Set problem ▸
Answer with a single number, the count of lines holding the word "over".

Collected data entries
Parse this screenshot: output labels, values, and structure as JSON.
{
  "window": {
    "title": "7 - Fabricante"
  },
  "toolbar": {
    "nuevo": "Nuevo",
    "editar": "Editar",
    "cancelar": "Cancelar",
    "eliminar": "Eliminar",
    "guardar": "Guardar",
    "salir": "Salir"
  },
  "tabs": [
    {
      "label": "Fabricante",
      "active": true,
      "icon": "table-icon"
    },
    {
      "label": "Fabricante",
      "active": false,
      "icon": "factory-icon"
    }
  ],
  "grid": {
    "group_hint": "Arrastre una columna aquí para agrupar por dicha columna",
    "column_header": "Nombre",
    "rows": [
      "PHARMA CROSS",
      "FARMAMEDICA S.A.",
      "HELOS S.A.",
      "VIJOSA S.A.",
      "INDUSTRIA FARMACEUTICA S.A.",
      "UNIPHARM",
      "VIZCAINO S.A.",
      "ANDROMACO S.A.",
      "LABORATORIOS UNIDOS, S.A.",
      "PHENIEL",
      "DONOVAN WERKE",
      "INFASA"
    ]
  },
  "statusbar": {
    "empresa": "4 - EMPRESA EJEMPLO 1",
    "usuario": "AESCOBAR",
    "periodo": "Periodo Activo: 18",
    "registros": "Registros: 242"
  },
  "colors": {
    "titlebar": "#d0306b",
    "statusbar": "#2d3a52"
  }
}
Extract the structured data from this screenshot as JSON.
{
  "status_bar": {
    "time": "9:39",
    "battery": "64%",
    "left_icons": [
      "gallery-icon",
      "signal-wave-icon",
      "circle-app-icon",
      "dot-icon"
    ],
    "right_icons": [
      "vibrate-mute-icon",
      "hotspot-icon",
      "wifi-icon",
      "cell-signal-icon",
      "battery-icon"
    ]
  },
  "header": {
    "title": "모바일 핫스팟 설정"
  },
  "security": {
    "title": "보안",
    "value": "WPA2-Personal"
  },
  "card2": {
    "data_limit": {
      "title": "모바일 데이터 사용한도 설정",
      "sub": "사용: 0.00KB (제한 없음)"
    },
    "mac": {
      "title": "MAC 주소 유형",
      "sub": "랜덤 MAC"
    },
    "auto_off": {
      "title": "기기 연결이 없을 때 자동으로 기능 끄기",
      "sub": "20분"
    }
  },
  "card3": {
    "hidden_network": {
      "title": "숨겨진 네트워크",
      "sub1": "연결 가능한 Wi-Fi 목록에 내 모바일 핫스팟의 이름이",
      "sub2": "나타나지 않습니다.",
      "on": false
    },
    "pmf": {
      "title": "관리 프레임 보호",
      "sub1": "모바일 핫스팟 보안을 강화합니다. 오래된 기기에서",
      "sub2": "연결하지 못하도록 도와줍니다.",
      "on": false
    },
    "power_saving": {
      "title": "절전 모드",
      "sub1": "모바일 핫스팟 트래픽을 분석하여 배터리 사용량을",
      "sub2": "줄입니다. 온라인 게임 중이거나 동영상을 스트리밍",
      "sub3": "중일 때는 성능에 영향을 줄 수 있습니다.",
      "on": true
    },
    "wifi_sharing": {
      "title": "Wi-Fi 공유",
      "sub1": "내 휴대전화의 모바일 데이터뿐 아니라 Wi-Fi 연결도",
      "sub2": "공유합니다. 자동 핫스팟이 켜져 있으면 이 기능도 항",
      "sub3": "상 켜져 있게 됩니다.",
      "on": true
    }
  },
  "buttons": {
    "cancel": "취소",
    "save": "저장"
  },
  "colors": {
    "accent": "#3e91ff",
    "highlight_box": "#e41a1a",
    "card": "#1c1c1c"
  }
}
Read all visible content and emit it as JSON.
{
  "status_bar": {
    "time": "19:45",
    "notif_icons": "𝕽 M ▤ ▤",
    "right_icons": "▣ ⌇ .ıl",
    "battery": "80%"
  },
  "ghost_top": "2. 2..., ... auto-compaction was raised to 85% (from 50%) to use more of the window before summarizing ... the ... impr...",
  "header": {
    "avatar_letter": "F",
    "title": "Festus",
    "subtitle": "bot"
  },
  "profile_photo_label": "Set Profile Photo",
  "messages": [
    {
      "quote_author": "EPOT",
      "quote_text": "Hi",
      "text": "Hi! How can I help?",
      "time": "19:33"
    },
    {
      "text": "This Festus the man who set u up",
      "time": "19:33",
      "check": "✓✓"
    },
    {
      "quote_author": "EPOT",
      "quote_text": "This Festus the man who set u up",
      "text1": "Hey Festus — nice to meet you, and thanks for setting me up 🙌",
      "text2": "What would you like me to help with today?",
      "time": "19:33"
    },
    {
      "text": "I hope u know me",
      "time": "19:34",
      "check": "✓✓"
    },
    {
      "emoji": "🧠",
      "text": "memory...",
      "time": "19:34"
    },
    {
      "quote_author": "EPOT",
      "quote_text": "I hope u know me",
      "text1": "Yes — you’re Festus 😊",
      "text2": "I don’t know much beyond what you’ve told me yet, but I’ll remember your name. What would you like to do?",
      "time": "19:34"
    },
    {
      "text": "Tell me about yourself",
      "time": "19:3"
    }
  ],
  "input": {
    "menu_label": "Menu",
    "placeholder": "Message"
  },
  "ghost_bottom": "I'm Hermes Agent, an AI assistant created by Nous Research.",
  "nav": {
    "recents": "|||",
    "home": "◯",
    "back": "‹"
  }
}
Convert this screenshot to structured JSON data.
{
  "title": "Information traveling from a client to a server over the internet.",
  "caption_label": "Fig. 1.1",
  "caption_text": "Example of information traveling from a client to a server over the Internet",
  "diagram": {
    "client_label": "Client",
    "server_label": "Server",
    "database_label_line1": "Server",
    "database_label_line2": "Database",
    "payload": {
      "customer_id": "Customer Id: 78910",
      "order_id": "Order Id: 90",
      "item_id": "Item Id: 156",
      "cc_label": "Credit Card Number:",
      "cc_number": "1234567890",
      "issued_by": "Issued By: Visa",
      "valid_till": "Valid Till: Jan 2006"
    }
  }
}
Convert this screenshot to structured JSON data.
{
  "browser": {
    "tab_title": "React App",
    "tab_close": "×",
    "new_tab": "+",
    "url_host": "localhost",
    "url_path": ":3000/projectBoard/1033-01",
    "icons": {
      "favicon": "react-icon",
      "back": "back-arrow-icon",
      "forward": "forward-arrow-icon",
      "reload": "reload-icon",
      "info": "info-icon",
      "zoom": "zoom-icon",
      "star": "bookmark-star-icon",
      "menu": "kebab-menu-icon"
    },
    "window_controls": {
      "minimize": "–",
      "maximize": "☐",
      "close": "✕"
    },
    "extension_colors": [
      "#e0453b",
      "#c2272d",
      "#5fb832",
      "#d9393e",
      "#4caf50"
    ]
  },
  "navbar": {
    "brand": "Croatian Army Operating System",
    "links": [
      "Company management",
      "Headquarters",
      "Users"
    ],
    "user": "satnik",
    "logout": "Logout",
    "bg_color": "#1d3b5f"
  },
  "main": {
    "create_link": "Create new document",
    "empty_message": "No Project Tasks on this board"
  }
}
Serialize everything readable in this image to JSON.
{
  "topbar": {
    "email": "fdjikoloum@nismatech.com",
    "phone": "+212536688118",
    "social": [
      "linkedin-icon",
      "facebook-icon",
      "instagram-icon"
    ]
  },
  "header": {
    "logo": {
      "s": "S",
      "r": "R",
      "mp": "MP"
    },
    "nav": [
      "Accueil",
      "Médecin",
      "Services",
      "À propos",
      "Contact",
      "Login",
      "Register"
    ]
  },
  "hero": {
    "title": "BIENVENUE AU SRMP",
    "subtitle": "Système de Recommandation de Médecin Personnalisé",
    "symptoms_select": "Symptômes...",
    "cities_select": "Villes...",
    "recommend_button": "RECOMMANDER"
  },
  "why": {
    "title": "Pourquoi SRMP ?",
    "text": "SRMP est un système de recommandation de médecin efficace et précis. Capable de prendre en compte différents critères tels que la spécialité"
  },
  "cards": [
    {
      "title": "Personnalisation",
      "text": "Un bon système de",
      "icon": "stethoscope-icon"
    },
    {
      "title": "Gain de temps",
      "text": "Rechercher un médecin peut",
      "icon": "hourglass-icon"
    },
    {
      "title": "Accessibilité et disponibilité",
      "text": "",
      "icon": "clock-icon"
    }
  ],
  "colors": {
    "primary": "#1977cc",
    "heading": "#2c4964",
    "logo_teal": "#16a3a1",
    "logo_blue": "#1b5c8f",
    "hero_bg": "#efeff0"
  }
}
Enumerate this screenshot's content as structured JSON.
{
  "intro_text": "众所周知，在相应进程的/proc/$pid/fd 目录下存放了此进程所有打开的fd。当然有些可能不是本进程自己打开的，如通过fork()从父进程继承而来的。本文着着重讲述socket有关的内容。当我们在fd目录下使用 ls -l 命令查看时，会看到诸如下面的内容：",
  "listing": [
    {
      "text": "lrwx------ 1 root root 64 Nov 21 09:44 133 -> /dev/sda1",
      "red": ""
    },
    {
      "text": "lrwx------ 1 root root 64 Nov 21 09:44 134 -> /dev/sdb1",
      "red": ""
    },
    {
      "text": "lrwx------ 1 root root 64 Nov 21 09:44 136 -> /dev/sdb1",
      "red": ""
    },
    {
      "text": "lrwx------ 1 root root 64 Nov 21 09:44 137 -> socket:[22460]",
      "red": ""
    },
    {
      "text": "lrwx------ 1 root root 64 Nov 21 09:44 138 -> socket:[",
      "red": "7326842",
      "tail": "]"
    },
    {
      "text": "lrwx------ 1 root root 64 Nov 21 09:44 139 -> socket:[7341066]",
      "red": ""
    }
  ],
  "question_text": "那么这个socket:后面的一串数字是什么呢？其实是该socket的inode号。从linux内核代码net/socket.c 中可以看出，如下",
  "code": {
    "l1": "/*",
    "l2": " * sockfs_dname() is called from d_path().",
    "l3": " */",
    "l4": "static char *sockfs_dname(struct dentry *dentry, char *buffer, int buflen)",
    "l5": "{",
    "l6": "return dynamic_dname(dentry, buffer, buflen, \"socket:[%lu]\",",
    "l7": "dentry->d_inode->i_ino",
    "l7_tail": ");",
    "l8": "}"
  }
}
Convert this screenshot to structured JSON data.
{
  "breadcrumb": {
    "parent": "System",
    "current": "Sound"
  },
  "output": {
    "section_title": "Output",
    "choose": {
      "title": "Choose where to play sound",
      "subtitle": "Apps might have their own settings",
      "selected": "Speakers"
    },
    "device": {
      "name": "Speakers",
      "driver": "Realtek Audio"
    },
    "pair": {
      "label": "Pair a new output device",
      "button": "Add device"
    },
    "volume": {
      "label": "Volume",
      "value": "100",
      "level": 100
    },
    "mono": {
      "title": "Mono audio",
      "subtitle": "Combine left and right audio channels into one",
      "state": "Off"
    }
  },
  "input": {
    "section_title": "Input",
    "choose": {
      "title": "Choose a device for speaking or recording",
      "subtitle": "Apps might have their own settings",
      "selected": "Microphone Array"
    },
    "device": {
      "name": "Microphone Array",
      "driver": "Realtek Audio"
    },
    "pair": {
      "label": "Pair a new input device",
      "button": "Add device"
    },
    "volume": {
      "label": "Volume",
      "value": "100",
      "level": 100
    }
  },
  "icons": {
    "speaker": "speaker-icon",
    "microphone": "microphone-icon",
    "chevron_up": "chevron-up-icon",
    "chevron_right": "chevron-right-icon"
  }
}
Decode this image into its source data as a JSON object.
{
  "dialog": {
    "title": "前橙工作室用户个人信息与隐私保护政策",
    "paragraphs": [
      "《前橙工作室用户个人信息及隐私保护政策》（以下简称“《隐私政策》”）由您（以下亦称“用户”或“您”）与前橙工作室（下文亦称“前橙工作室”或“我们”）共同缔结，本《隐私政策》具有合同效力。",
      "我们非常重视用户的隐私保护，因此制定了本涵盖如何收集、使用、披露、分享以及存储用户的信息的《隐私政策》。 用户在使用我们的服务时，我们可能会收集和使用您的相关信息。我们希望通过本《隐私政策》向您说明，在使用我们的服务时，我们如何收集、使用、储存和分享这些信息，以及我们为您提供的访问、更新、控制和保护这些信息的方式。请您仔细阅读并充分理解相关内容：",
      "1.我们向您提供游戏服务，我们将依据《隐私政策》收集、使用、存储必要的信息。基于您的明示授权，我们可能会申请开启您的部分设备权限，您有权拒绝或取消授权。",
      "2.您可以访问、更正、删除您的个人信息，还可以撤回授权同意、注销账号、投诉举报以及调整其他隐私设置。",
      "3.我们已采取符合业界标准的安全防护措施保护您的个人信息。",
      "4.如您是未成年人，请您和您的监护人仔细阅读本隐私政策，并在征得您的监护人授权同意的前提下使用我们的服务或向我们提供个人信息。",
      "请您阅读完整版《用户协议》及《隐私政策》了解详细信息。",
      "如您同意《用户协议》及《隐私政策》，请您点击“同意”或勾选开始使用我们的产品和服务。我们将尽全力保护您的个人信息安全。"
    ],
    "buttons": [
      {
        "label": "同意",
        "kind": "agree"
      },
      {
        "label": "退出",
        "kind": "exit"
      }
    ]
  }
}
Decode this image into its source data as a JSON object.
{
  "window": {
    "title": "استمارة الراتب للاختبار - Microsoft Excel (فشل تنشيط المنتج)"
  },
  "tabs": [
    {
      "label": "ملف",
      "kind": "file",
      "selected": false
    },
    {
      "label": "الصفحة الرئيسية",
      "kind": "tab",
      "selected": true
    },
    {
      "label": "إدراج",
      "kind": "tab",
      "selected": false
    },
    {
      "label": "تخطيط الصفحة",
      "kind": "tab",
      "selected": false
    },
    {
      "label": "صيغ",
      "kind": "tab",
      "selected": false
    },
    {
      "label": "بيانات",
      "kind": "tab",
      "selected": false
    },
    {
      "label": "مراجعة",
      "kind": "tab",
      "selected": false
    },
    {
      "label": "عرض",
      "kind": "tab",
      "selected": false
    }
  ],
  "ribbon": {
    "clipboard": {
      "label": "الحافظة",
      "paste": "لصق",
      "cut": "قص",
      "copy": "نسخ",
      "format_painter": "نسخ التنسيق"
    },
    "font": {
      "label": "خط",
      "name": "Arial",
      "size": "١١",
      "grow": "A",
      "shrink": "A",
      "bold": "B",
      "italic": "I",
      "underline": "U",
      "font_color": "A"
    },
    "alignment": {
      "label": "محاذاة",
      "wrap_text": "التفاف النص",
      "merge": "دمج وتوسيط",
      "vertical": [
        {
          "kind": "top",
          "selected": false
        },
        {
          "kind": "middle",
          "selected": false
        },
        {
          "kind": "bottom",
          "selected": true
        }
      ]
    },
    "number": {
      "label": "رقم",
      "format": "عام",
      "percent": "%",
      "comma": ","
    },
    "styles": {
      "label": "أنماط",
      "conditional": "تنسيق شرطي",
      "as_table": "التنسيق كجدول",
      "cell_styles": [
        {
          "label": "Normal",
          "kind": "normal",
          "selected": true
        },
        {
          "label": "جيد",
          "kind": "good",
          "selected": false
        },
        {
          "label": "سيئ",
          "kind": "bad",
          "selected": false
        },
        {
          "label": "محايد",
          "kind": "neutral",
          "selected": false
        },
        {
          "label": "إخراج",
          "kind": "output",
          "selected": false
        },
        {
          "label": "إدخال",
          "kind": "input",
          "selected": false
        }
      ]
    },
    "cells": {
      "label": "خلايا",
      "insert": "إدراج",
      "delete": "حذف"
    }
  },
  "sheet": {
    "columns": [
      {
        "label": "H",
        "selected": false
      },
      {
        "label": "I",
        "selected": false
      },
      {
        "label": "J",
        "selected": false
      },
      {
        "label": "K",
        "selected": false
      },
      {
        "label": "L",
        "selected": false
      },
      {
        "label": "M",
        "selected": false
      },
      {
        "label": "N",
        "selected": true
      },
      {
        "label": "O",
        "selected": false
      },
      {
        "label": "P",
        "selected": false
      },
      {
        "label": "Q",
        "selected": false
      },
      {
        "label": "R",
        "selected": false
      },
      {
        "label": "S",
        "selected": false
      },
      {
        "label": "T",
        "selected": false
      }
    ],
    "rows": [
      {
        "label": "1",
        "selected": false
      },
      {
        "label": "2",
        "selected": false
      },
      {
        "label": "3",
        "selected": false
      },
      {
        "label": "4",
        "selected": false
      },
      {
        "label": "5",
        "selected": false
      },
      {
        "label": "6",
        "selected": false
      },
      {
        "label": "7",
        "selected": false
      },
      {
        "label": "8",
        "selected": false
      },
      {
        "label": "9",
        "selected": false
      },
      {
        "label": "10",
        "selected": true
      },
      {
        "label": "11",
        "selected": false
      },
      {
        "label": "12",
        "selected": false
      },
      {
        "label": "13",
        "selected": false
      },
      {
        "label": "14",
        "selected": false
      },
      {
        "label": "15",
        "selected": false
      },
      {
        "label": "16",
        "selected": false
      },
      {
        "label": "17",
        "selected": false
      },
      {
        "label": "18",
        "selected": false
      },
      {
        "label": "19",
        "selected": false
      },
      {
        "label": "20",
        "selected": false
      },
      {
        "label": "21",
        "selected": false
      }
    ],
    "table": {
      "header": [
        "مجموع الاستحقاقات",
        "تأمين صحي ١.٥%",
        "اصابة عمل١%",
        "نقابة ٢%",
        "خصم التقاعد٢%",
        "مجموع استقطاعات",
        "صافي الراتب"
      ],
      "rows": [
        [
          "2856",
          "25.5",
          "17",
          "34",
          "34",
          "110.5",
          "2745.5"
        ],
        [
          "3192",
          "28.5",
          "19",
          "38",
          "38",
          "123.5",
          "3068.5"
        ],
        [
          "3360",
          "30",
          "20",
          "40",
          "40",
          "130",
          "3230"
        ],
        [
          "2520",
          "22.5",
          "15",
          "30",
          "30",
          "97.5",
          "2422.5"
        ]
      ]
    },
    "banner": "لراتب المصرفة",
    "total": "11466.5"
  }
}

Task result ▸
2